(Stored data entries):

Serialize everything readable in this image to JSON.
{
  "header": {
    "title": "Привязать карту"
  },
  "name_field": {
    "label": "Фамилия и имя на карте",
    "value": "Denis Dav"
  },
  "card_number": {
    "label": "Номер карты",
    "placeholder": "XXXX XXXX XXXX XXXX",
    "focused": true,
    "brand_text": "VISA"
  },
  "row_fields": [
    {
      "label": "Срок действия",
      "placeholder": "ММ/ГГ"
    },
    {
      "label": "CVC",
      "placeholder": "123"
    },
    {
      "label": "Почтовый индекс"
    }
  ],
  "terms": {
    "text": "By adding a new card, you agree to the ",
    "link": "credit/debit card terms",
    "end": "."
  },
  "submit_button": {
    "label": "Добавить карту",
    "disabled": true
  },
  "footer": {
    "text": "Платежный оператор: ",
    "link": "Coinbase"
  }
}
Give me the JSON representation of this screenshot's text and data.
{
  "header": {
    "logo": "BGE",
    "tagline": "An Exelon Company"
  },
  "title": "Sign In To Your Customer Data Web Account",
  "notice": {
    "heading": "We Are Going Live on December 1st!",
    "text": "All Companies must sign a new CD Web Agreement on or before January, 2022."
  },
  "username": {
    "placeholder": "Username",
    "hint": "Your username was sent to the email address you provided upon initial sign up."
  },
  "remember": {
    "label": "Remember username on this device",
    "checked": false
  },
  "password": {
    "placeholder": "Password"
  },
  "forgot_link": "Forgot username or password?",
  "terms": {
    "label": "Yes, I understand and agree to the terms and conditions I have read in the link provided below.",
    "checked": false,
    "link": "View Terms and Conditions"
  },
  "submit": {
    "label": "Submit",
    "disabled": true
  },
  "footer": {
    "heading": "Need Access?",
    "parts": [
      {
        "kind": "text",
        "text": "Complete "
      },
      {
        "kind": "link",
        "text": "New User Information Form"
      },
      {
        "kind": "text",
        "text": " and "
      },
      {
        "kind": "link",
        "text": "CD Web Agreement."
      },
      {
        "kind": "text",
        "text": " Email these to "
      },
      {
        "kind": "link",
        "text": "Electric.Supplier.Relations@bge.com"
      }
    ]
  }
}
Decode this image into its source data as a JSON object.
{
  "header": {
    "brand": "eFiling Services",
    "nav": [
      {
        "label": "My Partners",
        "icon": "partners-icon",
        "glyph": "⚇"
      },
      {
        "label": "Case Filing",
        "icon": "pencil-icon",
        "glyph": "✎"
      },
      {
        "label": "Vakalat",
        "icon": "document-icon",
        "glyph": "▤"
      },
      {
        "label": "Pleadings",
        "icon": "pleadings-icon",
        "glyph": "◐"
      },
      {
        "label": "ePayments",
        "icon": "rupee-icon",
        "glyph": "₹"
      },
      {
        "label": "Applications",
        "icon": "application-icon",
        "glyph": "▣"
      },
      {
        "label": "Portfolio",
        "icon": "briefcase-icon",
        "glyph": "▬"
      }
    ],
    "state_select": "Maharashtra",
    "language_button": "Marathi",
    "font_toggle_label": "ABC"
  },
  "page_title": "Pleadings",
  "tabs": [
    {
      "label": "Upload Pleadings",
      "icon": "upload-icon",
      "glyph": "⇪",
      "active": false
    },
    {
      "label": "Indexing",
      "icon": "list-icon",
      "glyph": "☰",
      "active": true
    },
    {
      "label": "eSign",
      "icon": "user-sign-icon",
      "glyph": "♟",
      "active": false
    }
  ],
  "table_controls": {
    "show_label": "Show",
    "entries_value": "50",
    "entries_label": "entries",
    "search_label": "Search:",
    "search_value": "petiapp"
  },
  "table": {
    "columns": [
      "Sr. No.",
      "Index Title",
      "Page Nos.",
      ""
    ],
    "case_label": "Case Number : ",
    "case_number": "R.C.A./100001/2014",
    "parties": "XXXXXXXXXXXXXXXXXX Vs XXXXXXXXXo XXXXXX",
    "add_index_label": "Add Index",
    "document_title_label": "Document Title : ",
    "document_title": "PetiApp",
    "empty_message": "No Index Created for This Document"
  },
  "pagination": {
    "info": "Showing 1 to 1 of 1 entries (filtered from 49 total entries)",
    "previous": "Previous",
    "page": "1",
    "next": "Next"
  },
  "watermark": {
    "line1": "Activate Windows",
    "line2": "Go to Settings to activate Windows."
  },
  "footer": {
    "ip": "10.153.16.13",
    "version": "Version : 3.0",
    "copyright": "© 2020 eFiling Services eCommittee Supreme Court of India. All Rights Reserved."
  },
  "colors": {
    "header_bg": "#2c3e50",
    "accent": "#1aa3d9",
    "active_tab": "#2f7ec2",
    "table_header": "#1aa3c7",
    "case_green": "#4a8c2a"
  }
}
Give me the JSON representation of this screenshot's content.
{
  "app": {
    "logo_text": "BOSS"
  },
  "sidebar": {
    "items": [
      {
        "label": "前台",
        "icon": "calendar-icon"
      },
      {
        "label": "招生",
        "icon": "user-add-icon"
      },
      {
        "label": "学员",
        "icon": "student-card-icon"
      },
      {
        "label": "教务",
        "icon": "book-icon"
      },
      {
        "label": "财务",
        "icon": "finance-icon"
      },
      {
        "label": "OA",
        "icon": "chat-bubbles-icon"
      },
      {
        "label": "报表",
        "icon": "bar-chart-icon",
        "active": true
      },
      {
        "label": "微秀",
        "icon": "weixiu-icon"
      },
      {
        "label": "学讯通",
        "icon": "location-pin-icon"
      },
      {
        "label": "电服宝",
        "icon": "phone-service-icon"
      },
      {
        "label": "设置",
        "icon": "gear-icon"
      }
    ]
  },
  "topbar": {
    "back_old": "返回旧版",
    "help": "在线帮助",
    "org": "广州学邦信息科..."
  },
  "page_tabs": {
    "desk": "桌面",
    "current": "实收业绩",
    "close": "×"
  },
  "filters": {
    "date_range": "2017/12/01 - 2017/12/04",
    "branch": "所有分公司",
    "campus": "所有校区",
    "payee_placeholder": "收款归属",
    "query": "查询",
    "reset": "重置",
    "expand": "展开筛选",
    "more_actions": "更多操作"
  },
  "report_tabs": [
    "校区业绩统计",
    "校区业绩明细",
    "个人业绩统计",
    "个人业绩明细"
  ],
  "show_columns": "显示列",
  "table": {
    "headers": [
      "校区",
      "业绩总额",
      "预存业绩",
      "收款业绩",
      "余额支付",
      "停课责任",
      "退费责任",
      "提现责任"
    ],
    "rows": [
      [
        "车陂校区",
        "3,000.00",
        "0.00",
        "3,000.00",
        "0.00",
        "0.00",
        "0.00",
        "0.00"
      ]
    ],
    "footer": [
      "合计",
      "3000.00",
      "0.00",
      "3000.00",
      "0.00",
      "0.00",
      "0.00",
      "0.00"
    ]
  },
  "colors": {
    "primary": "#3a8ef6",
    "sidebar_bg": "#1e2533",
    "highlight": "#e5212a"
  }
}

(EXERCISE DESCRIPTION): Extract each line from the listing above, please, and repeat it exactly.

(EXERCISE ANSWER):
Serialize everything readable in this image to JSON.
{
  "header": {
    "title": "Привязать карту"
  },
  "name_field": {
    "label": "Фамилия и имя на карте",
    "value": "Denis Dav"
  },
  "card_number": {
    "label": "Номер карты",
    "placeholder": "XXXX XXXX XXXX XXXX",
    "focused": true,
    "brand_text": "VISA"
  },
  "row_fields": [
    {
      "label": "Срок действия",
      "placeholder": "ММ/ГГ"
    },
    {
      "label": "CVC",
      "placeholder": "123"
    },
    {
      "label": "Почтовый индекс"
    }
  ],
  "terms": {
    "text": "By adding a new card, you agree to the ",
    "link": "credit/debit card terms",
    "end": "."
  },
  "submit_button": {
    "label": "Добавить карту",
    "disabled": true
  },
  "footer": {
    "text": "Платежный оператор: ",
    "link": "Coinbase"
  }
}
Give me the JSON representation of this screenshot's text and data.
{
  "header": {
    "logo": "BGE",
    "tagline": "An Exelon Company"
  },
  "title": "Sign In To Your Customer Data Web Account",
  "notice": {
    "heading": "We Are Going Live on December 1st!",
    "text": "All Companies must sign a new CD Web Agreement on or before January, 2022."
  },
  "username": {
    "placeholder": "Username",
    "hint": "Your username was sent to the email address you provided upon initial sign up."
  },
  "remember": {
    "label": "Remember username on this device",
    "checked": false
  },
  "password": {
    "placeholder": "Password"
  },
  "forgot_link": "Forgot username or password?",
  "terms": {
    "label": "Yes, I understand and agree to the terms and conditions I have read in the link provided below.",
    "checked": false,
    "link": "View Terms and Conditions"
  },
  "submit": {
    "label": "Submit",
    "disabled": true
  },
  "footer": {
    "heading": "Need Access?",
    "parts": [
      {
        "kind": "text",
        "text": "Complete "
      },
      {
        "kind": "link",
        "text": "New User Information Form"
      },
      {
        "kind": "text",
        "text": " and "
      },
      {
        "kind": "link",
        "text": "CD Web Agreement."
      },
      {
        "kind": "text",
        "text": " Email these to "
      },
      {
        "kind": "link",
        "text": "Electric.Supplier.Relations@bge.com"
      }
    ]
  }
}
Decode this image into its source data as a JSON object.
{
  "header": {
    "brand": "eFiling Services",
    "nav": [
      {
        "label": "My Partners",
        "icon": "partners-icon",
        "glyph": "⚇"
      },
      {
        "label": "Case Filing",
        "icon": "pencil-icon",
        "glyph": "✎"
      },
      {
        "label": "Vakalat",
        "icon": "document-icon",
        "glyph": "▤"
      },
      {
        "label": "Pleadings",
        "icon": "pleadings-icon",
        "glyph": "◐"
      },
      {
        "label": "ePayments",
        "icon": "rupee-icon",
        "glyph": "₹"
      },
      {
        "label": "Applications",
        "icon": "application-icon",
        "glyph": "▣"
      },
      {
        "label": "Portfolio",
        "icon": "briefcase-icon",
        "glyph": "▬"
      }
    ],
    "state_select": "Maharashtra",
    "language_button": "Marathi",
    "font_toggle_label": "ABC"
  },
  "page_title": "Pleadings",
  "tabs": [
    {
      "label": "Upload Pleadings",
      "icon": "upload-icon",
      "glyph": "⇪",
      "active": false
    },
    {
      "label": "Indexing",
      "icon": "list-icon",
      "glyph": "☰",
      "active": true
    },
    {
      "label": "eSign",
      "icon": "user-sign-icon",
      "glyph": "♟",
      "active": false
    }
  ],
  "table_controls": {
    "show_label": "Show",
    "entries_value": "50",
    "entries_label": "entries",
    "search_label": "Search:",
    "search_value": "petiapp"
  },
  "table": {
    "columns": [
      "Sr. No.",
      "Index Title",
      "Page Nos.",
      ""
    ],
    "case_label": "Case Number : ",
    "case_number": "R.C.A./100001/2014",
    "parties": "XXXXXXXXXXXXXXXXXX Vs XXXXXXXXXo XXXXXX",
    "add_index_label": "Add Index",
    "document_title_label": "Document Title : ",
    "document_title": "PetiApp",
    "empty_message": "No Index Created for This Document"
  },
  "pagination": {
    "info": "Showing 1 to 1 of 1 entries (filtered from 49 total entries)",
    "previous": "Previous",
    "page": "1",
    "next": "Next"
  },
  "watermark": {
    "line1": "Activate Windows",
    "line2": "Go to Settings to activate Windows."
  },
  "footer": {
    "ip": "10.153.16.13",
    "version": "Version : 3.0",
    "copyright": "© 2020 eFiling Services eCommittee Supreme Court of India. All Rights Reserved."
  },
  "colors": {
    "header_bg": "#2c3e50",
    "accent": "#1aa3d9",
    "active_tab": "#2f7ec2",
    "table_header": "#1aa3c7",
    "case_green": "#4a8c2a"
  }
}
Give me the JSON representation of this screenshot's content.
{
  "app": {
    "logo_text": "BOSS"
  },
  "sidebar": {
    "items": [
      {
        "label": "前台",
        "icon": "calendar-icon"
      },
      {
        "label": "招生",
        "icon": "user-add-icon"
      },
      {
        "label": "学员",
        "icon": "student-card-icon"
      },
      {
        "label": "教务",
        "icon": "book-icon"
      },
      {
        "label": "财务",
        "icon": "finance-icon"
      },
      {
        "label": "OA",
        "icon": "chat-bubbles-icon"
      },
      {
        "label": "报表",
        "icon": "bar-chart-icon",
        "active": true
      },
      {
        "label": "微秀",
        "icon": "weixiu-icon"
      },
      {
        "label": "学讯通",
        "icon": "location-pin-icon"
      },
      {
        "label": "电服宝",
        "icon": "phone-service-icon"
      },
      {
        "label": "设置",
        "icon": "gear-icon"
      }
    ]
  },
  "topbar": {
    "back_old": "返回旧版",
    "help": "在线帮助",
    "org": "广州学邦信息科..."
  },
  "page_tabs": {
    "desk": "桌面",
    "current": "实收业绩",
    "close": "×"
  },
  "filters": {
    "date_range": "2017/12/01 - 2017/12/04",
    "branch": "所有分公司",
    "campus": "所有校区",
    "payee_placeholder": "收款归属",
    "query": "查询",
    "reset": "重置",
    "expand": "展开筛选",
    "more_actions": "更多操作"
  },
  "report_tabs": [
    "校区业绩统计",
    "校区业绩明细",
    "个人业绩统计",
    "个人业绩明细"
  ],
  "show_columns": "显示列",
  "table": {
    "headers": [
      "校区",
      "业绩总额",
      "预存业绩",
      "收款业绩",
      "余额支付",
      "停课责任",
      "退费责任",
      "提现责任"
    ],
    "rows": [
      [
        "车陂校区",
        "3,000.00",
        "0.00",
        "3,000.00",
        "0.00",
        "0.00",
        "0.00",
        "0.00"
      ]
    ],
    "footer": [
      "合计",
      "3000.00",
      "0.00",
      "3000.00",
      "0.00",
      "0.00",
      "0.00",
      "0.00"
    ]
  },
  "colors": {
    "primary": "#3a8ef6",
    "sidebar_bg": "#1e2533",
    "highlight": "#e5212a"
  }
}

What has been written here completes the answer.